[Records about charts and figures]
[Begin]

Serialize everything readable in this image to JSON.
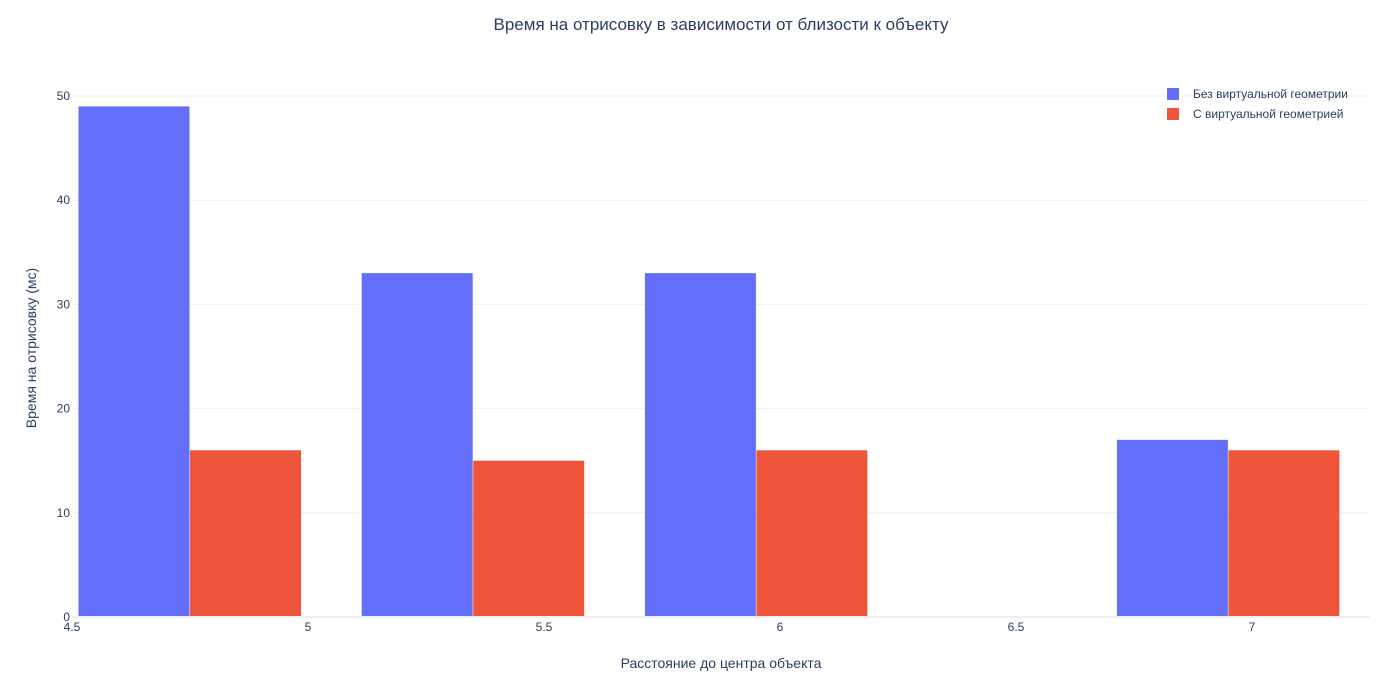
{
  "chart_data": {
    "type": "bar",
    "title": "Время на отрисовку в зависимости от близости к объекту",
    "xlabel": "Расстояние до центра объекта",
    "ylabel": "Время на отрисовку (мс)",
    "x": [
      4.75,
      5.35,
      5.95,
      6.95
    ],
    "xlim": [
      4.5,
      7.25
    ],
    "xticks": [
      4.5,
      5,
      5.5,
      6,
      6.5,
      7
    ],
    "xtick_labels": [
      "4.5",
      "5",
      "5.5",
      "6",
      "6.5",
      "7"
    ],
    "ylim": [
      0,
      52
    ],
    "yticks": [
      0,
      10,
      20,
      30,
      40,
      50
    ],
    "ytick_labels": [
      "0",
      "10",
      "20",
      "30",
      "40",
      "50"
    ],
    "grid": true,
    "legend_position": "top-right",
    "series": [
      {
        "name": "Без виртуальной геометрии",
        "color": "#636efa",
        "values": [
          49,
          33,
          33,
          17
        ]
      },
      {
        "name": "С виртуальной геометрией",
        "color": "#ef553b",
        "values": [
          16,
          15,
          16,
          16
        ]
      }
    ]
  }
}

[End]

**What you are asked to do**: Output every entry exactly as given; pictures are not part of the copy.

**Response**:
Serialize everything readable in this image to JSON.
{
  "chart_data": {
    "type": "bar",
    "title": "Время на отрисовку в зависимости от близости к объекту",
    "xlabel": "Расстояние до центра объекта",
    "ylabel": "Время на отрисовку (мс)",
    "x": [
      4.75,
      5.35,
      5.95,
      6.95
    ],
    "xlim": [
      4.5,
      7.25
    ],
    "xticks": [
      4.5,
      5,
      5.5,
      6,
      6.5,
      7
    ],
    "xtick_labels": [
      "4.5",
      "5",
      "5.5",
      "6",
      "6.5",
      "7"
    ],
    "ylim": [
      0,
      52
    ],
    "yticks": [
      0,
      10,
      20,
      30,
      40,
      50
    ],
    "ytick_labels": [
      "0",
      "10",
      "20",
      "30",
      "40",
      "50"
    ],
    "grid": true,
    "legend_position": "top-right",
    "series": [
      {
        "name": "Без виртуальной геометрии",
        "color": "#636efa",
        "values": [
          49,
          33,
          33,
          17
        ]
      },
      {
        "name": "С виртуальной геометрией",
        "color": "#ef553b",
        "values": [
          16,
          15,
          16,
          16
        ]
      }
    ]
  }
}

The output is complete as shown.